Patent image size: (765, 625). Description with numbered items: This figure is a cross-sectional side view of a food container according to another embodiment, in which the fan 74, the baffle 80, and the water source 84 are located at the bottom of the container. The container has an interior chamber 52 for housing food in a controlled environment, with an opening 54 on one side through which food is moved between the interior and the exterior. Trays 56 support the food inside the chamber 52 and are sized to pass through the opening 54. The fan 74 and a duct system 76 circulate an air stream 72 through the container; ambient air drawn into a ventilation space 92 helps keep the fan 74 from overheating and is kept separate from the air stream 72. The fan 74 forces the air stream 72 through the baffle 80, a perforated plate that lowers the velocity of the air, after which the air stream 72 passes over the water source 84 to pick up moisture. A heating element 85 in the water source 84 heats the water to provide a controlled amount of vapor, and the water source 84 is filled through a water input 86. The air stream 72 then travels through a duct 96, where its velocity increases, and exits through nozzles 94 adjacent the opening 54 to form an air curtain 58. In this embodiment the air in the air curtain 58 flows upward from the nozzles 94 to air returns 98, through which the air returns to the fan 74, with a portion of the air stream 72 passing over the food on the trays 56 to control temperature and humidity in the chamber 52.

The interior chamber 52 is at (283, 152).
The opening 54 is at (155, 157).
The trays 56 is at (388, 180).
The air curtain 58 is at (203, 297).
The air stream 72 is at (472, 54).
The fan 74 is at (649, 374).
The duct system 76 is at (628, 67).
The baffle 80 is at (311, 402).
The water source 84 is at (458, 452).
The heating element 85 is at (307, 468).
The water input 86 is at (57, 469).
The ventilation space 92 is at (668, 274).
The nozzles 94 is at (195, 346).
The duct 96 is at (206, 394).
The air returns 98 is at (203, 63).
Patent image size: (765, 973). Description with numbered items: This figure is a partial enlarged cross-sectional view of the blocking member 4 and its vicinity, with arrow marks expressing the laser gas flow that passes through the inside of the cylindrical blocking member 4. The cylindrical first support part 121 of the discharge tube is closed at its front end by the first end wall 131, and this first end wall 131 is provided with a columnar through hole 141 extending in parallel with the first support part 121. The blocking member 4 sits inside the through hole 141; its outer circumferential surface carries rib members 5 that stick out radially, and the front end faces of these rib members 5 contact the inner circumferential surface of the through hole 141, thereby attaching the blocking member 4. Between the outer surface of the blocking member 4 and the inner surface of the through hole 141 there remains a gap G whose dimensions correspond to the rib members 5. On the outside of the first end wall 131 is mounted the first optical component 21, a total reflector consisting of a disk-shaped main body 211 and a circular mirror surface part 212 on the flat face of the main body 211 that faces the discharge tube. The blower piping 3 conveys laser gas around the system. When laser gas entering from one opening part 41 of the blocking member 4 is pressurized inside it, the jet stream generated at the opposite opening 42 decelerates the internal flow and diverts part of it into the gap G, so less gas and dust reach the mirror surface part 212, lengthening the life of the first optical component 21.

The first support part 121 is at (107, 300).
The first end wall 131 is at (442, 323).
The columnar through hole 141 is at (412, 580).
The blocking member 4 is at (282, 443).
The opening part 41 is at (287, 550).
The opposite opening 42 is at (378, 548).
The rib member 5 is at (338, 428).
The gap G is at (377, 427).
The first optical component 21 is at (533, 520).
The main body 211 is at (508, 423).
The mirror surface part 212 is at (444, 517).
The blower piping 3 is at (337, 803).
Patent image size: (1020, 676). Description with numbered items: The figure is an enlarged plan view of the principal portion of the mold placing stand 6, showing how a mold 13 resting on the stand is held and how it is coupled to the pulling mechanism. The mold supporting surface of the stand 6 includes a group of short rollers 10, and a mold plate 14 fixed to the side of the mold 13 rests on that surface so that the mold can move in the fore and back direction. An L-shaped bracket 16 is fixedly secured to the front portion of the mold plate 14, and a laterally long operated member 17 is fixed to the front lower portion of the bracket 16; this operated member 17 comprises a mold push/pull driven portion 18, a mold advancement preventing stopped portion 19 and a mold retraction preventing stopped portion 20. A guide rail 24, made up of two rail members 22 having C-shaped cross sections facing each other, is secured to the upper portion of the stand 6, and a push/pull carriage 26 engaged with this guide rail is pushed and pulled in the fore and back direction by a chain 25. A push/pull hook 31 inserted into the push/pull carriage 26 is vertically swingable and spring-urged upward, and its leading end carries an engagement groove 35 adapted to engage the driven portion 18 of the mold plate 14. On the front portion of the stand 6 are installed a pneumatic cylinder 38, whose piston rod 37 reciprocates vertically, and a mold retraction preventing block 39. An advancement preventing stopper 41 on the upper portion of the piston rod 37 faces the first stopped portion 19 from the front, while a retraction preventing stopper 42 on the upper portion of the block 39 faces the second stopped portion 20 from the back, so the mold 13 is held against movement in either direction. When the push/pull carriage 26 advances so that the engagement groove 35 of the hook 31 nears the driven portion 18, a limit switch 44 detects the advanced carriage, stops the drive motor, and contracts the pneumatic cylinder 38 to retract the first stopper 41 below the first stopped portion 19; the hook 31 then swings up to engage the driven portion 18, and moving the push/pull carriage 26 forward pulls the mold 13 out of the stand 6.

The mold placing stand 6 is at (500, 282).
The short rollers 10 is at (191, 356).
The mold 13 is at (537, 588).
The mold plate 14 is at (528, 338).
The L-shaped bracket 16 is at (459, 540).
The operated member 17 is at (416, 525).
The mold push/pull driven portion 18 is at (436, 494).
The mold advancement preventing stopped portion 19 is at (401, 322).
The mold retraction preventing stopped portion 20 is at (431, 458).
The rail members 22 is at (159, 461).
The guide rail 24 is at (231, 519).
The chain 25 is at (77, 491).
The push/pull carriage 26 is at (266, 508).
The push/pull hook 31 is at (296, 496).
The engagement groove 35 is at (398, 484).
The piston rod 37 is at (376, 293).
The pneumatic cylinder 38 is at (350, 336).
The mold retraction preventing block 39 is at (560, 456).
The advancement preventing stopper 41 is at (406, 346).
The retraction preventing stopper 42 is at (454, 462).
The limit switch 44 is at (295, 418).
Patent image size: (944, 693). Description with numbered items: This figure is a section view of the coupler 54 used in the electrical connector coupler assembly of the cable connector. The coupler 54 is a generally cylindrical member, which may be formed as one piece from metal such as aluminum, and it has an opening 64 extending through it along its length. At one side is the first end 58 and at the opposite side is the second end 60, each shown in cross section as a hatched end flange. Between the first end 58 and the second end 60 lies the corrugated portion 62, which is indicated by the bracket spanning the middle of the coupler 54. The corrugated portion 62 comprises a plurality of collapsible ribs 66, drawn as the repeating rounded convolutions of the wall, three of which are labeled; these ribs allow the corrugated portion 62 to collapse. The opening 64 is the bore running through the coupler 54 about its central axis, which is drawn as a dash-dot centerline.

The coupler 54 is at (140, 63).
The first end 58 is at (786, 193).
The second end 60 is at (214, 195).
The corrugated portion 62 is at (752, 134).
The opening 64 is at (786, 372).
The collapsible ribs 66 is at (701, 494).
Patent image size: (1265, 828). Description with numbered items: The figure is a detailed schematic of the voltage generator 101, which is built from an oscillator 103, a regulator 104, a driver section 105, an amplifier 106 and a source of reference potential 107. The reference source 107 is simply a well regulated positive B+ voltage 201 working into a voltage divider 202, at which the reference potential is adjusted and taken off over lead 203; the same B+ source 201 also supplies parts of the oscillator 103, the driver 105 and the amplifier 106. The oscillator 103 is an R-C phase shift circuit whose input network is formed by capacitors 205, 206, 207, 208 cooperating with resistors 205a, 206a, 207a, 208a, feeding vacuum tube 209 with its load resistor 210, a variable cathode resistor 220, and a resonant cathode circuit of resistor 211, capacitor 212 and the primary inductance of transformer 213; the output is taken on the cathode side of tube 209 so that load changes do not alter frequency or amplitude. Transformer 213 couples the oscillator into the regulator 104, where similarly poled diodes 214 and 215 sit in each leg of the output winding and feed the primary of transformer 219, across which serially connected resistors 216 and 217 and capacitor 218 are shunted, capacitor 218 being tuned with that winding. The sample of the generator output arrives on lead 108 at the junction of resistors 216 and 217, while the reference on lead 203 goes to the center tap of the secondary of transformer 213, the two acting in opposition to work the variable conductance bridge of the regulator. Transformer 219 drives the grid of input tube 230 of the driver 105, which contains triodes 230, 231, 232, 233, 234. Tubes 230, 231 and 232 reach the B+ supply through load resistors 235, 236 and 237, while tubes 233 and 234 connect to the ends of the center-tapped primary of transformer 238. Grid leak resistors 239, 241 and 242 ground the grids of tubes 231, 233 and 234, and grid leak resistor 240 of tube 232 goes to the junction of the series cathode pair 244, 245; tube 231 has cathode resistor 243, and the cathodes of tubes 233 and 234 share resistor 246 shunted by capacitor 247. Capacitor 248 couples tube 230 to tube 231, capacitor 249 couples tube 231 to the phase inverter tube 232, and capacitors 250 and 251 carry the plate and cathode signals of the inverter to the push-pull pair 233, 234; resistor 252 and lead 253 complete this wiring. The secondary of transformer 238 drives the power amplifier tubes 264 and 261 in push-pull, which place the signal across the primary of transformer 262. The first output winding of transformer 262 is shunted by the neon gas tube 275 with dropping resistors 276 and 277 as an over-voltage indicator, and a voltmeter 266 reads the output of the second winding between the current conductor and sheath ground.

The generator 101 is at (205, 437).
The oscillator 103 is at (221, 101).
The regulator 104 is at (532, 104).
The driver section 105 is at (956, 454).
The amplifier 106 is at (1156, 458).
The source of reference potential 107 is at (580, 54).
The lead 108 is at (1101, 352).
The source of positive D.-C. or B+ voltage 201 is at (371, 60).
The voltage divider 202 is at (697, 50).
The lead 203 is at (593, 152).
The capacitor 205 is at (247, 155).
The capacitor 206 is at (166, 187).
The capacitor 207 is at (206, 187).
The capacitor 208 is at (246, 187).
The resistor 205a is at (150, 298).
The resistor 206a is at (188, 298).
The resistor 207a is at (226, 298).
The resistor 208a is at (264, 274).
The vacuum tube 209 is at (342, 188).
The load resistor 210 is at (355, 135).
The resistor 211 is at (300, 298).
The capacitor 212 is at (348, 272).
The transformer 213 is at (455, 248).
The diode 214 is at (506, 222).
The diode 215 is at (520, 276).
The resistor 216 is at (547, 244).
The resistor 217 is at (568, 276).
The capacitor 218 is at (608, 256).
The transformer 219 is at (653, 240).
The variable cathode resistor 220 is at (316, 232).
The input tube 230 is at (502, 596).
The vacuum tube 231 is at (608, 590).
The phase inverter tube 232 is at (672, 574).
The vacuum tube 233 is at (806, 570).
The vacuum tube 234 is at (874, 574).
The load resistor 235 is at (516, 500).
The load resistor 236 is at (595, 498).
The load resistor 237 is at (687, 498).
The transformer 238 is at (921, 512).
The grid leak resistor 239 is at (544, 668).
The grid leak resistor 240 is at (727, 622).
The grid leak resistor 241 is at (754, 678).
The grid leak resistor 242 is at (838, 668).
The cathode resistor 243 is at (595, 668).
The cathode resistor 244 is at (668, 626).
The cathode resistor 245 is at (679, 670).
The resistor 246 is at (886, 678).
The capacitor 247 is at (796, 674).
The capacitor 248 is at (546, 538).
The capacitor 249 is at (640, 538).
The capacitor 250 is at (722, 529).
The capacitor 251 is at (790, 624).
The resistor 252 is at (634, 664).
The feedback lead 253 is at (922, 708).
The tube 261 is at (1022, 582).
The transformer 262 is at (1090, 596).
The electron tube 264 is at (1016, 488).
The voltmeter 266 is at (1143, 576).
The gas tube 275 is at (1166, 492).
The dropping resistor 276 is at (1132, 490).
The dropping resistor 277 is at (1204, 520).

> **Problem requirements**:
Report each line of the data above that contains the word "coupler", reproducing every such line in full.

> **Output for this exercise**:
Patent image size: (944, 693). Description with numbered items: This figure is a section view of the coupler 54 used in the electrical connector coupler assembly of the cable connector. The coupler 54 is a generally cylindrical member, which may be formed as one piece from metal such as aluminum, and it has an opening 64 extending through it along its length. At one side is the first end 58 and at the opposite side is the second end 60, each shown in cross section as a hatched end flange. Between the first end 58 and the second end 60 lies the corrugated portion 62, which is indicated by the bracket spanning the middle of the coupler 54. The corrugated portion 62 comprises a plurality of collapsible ribs 66, drawn as the repeating rounded convolutions of the wall, three of which are labeled; these ribs allow the corrugated portion 62 to collapse. The opening 64 is the bore running through the coupler 54 about its central axis, which is drawn as a dash-dot centerline.
The coupler 54 is at (140, 63).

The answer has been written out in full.